20年5月の調査段階では、知らないとの回答が52.8%にも上っていたが、今回の調査では、「名前を知っている」という回答が60.8%に上り、GIGAスクール構想を知らない人は40%を切るほどになっている。ただし、「内容を知っている」と答えたのは全体の43.2%、「内容を深く知っている」と回答したのは全体の19.2%にとどまった。まだまだ、GIGAスクール構想の本質的な認知には努力が必要だと考えられる。

今回の調査では「GIGAスクール構想」以外にもICT教育に関連する教育用語について調査をしてみた。その中で、「内容を知っている」として最も回答の多かった用語としては、「デジタル教科書」と「アクティブ・ラーニング」のワードであり、より実践的なICT教育へのワードについて理解が進んでいるとも考えられる。GIGAスクール構想と具体的なICTツールのひも付けをきちんと啓発する必要があるのかもしれない。

なお、そのほか内容を知っている用語としては、「新学習指導要領」「プログラミング」「eラーニング」といったワードとなった。一般企業ではこのところ語られることの多い「DX(デジタルトランスフォーメーション)」や教育界のワードとしても「PBL(問題解決型学習)」や「STEM教育(科学・技術・工学・数学を横断的に学ぶ教育法)」などの理解は極めて低い結果となった。

Officeソフトの利用は約9割もあるが…

また、現在のPCスキルについても調査では質問している。その結果を見ると、「PCのオフィスソフト(Word、Excel、PowerPoint)の使用」に関しては、約9割に当たる86.3%が扱えると回答している。「メールやチャットの使用」となると60.2%まで下がり、「Zoom、Microsoft Teamsなどのオンライン授業やミーティングをWeb上で行うことができるアプリの使用」になると43.2%と、まだまだ個人のスキルも高くはない。

令和の時代にメインの連絡手段はいまだに…

だがこれは、そもそも学校という「職場」でのICTインフラが整っていなかったことにも原因があると考えられる。

職場での連絡手段を聞いた質問では、固定電話の比率が約50%にものぼっている。メールの利用も35.2%にとどまり、チャットの利用においては、ビジネスチャット・プライベートチャット合わせても4.5%しかない。現在一般的なビジネスシーンでは、固定電話の利用はほとんどなくなり、メールの利用すら頻度が下がり、チャットの利用が増えつつある時代の中で隔絶の感がある。

------------

◆ 出題 A: 本文の「今回の調査では「GIGAスク」から「る時代の中で隔絶の感がある。」までを、「固定電話」を「携帯電話」に置き換えて書き直してください。
◆ 出題 B:
本文の記述をもとに、次の問いに答えてください。
(i) 今回の調査で、GIGAスクール構想について「名前を知っている」と答えた割合は何％か。
(ii) PCのオフィスソフトを扱えると答えた割合は何％か。
(iii) 職場での連絡手段として、メールの利用は何％にとどまったか。

------------

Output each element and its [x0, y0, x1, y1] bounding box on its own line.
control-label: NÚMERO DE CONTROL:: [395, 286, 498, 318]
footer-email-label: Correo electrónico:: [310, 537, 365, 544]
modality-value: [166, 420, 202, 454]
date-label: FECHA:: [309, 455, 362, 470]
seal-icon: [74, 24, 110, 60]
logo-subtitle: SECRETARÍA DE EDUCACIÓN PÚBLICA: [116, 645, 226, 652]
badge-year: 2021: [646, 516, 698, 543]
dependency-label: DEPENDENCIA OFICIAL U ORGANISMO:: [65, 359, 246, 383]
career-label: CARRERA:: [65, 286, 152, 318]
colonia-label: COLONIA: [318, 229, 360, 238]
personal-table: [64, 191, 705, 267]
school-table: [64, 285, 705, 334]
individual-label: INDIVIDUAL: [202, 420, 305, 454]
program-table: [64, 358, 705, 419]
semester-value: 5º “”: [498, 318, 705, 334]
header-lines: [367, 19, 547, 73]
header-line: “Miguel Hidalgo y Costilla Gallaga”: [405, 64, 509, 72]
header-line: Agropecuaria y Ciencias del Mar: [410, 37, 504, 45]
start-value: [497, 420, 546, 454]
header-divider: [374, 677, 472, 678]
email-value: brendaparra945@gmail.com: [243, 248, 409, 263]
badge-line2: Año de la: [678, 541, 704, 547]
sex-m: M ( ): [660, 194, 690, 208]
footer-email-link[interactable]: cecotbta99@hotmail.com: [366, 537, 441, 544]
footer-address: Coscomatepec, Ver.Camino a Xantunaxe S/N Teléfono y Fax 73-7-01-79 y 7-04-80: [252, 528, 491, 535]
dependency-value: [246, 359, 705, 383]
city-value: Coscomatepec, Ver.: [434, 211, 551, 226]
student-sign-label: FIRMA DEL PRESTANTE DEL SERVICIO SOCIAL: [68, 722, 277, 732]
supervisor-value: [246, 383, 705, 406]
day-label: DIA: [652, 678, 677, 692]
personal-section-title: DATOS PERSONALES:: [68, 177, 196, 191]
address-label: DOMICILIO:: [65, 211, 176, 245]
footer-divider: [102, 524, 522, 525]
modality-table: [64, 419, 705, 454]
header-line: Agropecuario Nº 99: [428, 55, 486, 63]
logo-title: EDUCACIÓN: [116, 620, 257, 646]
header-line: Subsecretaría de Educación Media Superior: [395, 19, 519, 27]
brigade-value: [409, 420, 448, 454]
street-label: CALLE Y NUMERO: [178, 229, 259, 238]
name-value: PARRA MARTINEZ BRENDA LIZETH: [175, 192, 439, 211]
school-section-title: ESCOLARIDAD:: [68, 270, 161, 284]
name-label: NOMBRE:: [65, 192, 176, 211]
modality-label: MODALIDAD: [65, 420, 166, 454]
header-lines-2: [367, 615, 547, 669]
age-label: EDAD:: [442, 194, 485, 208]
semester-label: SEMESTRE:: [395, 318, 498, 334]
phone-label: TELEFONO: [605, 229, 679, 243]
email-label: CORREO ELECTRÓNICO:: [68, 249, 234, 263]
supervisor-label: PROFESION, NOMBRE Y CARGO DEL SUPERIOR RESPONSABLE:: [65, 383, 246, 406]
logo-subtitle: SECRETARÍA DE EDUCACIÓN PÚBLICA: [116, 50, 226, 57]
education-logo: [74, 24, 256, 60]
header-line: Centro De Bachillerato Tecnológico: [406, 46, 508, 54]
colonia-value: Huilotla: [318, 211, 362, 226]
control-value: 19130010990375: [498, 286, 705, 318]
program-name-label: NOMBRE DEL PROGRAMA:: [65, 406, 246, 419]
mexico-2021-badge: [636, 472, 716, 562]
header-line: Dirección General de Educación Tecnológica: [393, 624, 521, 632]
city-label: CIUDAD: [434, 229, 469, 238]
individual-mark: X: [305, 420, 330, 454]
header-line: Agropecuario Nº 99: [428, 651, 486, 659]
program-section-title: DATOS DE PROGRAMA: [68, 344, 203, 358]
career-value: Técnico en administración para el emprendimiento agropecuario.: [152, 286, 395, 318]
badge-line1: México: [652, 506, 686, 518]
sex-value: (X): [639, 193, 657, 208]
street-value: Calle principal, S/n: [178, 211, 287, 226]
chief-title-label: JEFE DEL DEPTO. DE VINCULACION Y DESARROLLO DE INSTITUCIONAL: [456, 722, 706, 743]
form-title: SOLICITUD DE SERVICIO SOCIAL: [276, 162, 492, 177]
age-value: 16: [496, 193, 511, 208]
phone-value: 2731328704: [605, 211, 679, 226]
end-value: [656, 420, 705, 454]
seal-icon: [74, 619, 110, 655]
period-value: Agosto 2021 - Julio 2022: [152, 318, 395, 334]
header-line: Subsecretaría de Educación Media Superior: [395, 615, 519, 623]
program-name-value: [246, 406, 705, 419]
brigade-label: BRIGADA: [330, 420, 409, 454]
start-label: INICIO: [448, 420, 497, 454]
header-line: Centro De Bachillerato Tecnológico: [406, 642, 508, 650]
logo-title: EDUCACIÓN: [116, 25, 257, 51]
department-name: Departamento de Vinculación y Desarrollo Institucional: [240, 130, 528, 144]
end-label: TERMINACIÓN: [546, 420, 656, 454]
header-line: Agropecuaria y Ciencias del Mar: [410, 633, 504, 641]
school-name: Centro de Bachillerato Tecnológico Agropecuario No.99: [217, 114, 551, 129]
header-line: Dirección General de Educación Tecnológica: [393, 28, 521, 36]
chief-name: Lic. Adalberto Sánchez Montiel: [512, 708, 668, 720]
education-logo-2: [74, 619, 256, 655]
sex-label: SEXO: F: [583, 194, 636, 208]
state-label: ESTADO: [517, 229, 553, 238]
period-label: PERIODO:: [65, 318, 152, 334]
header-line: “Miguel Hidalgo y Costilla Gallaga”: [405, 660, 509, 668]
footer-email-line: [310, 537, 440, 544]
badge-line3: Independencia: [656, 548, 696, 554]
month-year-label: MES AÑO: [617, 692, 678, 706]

------------

◆ 正答 A:
今回の調査では「GIGAスクール構想」以外にもICT教育に関連する教育用語について調査をしてみた。その中で、「内容を知っている」として最も回答の多かった用語としては、「デジタル教科書」と「アクティブ・ラーニング」のワードであり、より実践的なICT教育へのワードについて理解が進んでいるとも考えられる。GIGAスクール構想と具体的なICTツールのひも付けをきちんと啓発する必要があるのかもしれない。

なお、そのほか内容を知っている用語としては、「新学習指導要領」「プログラミング」「eラーニング」といったワードとなった。一般企業ではこのところ語られることの多い「DX(デジタルトランスフォーメーション)」や教育界のワードとしても「PBL(問題解決型学習)」や「STEM教育(科学・技術・工学・数学を横断的に学ぶ教育法)」などの理解は極めて低い結果となった。

Officeソフトの利用は約9割もあるが…

また、現在のPCスキルについても調査では質問している。その結果を見ると、「PCのオフィスソフト(Word、Excel、PowerPoint)の使用」に関しては、約9割に当たる86.3%が扱えると回答している。「メールやチャットの使用」となると60.2%まで下がり、「Zoom、Microsoft Teamsなどのオンライン授業やミーティングをWeb上で行うことができるアプリの使用」になると43.2%と、まだまだ個人のスキルも高くはない。

令和の時代にメインの連絡手段はいまだに…

だがこれは、そもそも学校という「職場」でのICTインフラが整っていなかったことにも原因があると考えられる。

職場での連絡手段を聞いた質問では、携帯電話の比率が約50%にものぼっている。メールの利用も35.2%にとどまり、チャットの利用においては、ビジネスチャット・プライベートチャット合わせても4.5%しかない。現在一般的なビジネスシーンでは、携帯電話の利用はほとんどなくなり、メールの利用すら頻度が下がり、チャットの利用が増えつつある時代の中で隔絶の感がある。

◆ 正答 B:
(i) 60.8%
(ii) 86.3%
(iii) 35.2%